§ **WHAT TO WORK ON**: Send back the records in full, character for character.

§ **RECORDS SUPPLIED**:
───

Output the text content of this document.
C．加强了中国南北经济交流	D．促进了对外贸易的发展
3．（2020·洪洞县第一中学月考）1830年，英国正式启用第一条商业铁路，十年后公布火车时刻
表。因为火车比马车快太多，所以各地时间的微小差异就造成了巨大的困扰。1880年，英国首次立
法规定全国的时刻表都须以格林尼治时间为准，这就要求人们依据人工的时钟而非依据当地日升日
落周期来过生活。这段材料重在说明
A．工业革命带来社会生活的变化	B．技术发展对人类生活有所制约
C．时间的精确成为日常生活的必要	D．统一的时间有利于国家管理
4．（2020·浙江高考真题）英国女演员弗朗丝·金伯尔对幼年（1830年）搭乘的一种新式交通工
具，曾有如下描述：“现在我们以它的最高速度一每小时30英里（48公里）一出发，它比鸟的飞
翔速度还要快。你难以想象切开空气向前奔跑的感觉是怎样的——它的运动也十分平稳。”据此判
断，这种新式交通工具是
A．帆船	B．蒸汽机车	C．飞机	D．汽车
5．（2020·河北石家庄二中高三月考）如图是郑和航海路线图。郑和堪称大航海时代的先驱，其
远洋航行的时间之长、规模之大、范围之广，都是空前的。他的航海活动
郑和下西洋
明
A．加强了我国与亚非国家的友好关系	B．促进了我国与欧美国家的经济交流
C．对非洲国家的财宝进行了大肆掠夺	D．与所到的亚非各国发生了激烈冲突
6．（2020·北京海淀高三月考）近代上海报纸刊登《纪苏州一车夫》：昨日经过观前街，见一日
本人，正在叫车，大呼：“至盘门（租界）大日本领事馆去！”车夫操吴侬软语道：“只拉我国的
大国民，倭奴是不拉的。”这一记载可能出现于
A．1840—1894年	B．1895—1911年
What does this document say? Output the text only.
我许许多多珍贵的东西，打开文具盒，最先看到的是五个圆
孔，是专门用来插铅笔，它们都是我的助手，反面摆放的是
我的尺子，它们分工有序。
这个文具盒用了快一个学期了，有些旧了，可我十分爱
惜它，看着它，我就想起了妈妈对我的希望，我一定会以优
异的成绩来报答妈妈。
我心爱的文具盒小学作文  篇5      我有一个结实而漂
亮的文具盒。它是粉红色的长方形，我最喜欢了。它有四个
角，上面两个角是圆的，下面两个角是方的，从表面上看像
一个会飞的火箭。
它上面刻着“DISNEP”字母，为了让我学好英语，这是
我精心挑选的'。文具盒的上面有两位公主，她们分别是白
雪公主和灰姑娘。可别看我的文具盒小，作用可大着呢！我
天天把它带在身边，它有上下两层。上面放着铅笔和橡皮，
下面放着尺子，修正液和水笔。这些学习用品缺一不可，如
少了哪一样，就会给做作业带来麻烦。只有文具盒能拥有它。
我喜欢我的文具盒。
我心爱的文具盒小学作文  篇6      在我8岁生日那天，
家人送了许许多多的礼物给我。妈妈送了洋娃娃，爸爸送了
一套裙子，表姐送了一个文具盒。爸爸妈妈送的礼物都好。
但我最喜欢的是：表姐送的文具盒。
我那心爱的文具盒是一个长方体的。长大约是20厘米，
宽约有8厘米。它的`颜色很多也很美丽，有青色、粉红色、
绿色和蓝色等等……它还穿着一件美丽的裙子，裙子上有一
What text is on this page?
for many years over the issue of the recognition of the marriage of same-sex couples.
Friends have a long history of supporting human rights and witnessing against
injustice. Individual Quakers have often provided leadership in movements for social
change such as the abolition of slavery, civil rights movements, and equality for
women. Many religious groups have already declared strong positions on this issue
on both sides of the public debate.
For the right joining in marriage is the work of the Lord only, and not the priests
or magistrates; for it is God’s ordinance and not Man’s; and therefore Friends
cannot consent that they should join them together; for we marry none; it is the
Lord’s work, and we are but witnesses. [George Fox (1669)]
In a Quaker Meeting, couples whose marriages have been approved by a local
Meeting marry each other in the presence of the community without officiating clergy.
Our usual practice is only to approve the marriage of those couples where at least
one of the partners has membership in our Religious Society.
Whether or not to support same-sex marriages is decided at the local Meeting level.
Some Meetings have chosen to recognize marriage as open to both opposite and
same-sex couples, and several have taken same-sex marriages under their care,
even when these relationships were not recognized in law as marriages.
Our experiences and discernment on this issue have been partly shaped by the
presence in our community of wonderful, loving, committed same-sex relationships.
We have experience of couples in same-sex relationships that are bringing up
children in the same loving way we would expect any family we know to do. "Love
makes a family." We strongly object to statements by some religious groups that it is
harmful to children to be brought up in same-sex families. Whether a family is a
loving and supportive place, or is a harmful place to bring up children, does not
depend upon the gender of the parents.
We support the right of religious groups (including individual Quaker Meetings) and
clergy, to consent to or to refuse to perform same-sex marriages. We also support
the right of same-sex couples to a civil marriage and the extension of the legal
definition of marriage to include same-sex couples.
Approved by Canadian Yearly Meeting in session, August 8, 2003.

───

§ **FINISHED EXERCISE**:
Output the text content of this document.
C．加强了中国南北经济交流	D．促进了对外贸易的发展
3．（2020·洪洞县第一中学月考）1830年，英国正式启用第一条商业铁路，十年后公布火车时刻
表。因为火车比马车快太多，所以各地时间的微小差异就造成了巨大的困扰。1880年，英国首次立
法规定全国的时刻表都须以格林尼治时间为准，这就要求人们依据人工的时钟而非依据当地日升日
落周期来过生活。这段材料重在说明
A．工业革命带来社会生活的变化	B．技术发展对人类生活有所制约
C．时间的精确成为日常生活的必要	D．统一的时间有利于国家管理
4．（2020·浙江高考真题）英国女演员弗朗丝·金伯尔对幼年（1830年）搭乘的一种新式交通工
具，曾有如下描述：“现在我们以它的最高速度一每小时30英里（48公里）一出发，它比鸟的飞
翔速度还要快。你难以想象切开空气向前奔跑的感觉是怎样的——它的运动也十分平稳。”据此判
断，这种新式交通工具是
A．帆船	B．蒸汽机车	C．飞机	D．汽车
5．（2020·河北石家庄二中高三月考）如图是郑和航海路线图。郑和堪称大航海时代的先驱，其
远洋航行的时间之长、规模之大、范围之广，都是空前的。他的航海活动
郑和下西洋
明
A．加强了我国与亚非国家的友好关系	B．促进了我国与欧美国家的经济交流
C．对非洲国家的财宝进行了大肆掠夺	D．与所到的亚非各国发生了激烈冲突
6．（2020·北京海淀高三月考）近代上海报纸刊登《纪苏州一车夫》：昨日经过观前街，见一日
本人，正在叫车，大呼：“至盘门（租界）大日本领事馆去！”车夫操吴侬软语道：“只拉我国的
大国民，倭奴是不拉的。”这一记载可能出现于
A．1840—1894年	B．1895—1911年
What does this document say? Output the text only.
我许许多多珍贵的东西，打开文具盒，最先看到的是五个圆
孔，是专门用来插铅笔，它们都是我的助手，反面摆放的是
我的尺子，它们分工有序。
这个文具盒用了快一个学期了，有些旧了，可我十分爱
惜它，看着它，我就想起了妈妈对我的希望，我一定会以优
异的成绩来报答妈妈。
我心爱的文具盒小学作文  篇5      我有一个结实而漂
亮的文具盒。它是粉红色的长方形，我最喜欢了。它有四个
角，上面两个角是圆的，下面两个角是方的，从表面上看像
一个会飞的火箭。
它上面刻着“DISNEP”字母，为了让我学好英语，这是
我精心挑选的'。文具盒的上面有两位公主，她们分别是白
雪公主和灰姑娘。可别看我的文具盒小，作用可大着呢！我
天天把它带在身边，它有上下两层。上面放着铅笔和橡皮，
下面放着尺子，修正液和水笔。这些学习用品缺一不可，如
少了哪一样，就会给做作业带来麻烦。只有文具盒能拥有它。
我喜欢我的文具盒。
我心爱的文具盒小学作文  篇6      在我8岁生日那天，
家人送了许许多多的礼物给我。妈妈送了洋娃娃，爸爸送了
一套裙子，表姐送了一个文具盒。爸爸妈妈送的礼物都好。
但我最喜欢的是：表姐送的文具盒。
我那心爱的文具盒是一个长方体的。长大约是20厘米，
宽约有8厘米。它的`颜色很多也很美丽，有青色、粉红色、
绿色和蓝色等等……它还穿着一件美丽的裙子，裙子上有一
What text is on this page?
for many years over the issue of the recognition of the marriage of same-sex couples.
Friends have a long history of supporting human rights and witnessing against
injustice. Individual Quakers have often provided leadership in movements for social
change such as the abolition of slavery, civil rights movements, and equality for
women. Many religious groups have already declared strong positions on this issue
on both sides of the public debate.
For the right joining in marriage is the work of the Lord only, and not the priests
or magistrates; for it is God’s ordinance and not Man’s; and therefore Friends
cannot consent that they should join them together; for we marry none; it is the
Lord’s work, and we are but witnesses. [George Fox (1669)]
In a Quaker Meeting, couples whose marriages have been approved by a local
Meeting marry each other in the presence of the community without officiating clergy.
Our usual practice is only to approve the marriage of those couples where at least
one of the partners has membership in our Religious Society.
Whether or not to support same-sex marriages is decided at the local Meeting level.
Some Meetings have chosen to recognize marriage as open to both opposite and
same-sex couples, and several have taken same-sex marriages under their care,
even when these relationships were not recognized in law as marriages.
Our experiences and discernment on this issue have been partly shaped by the
presence in our community of wonderful, loving, committed same-sex relationships.
We have experience of couples in same-sex relationships that are bringing up
children in the same loving way we would expect any family we know to do. "Love
makes a family." We strongly object to statements by some religious groups that it is
harmful to children to be brought up in same-sex families. Whether a family is a
loving and supportive place, or is a harmful place to bring up children, does not
depend upon the gender of the parents.
We support the right of religious groups (including individual Quaker Meetings) and
clergy, to consent to or to refuse to perform same-sex marriages. We also support
the right of same-sex couples to a civil marriage and the extension of the legal
definition of marriage to include same-sex couples.
Approved by Canadian Yearly Meeting in session, August 8, 2003.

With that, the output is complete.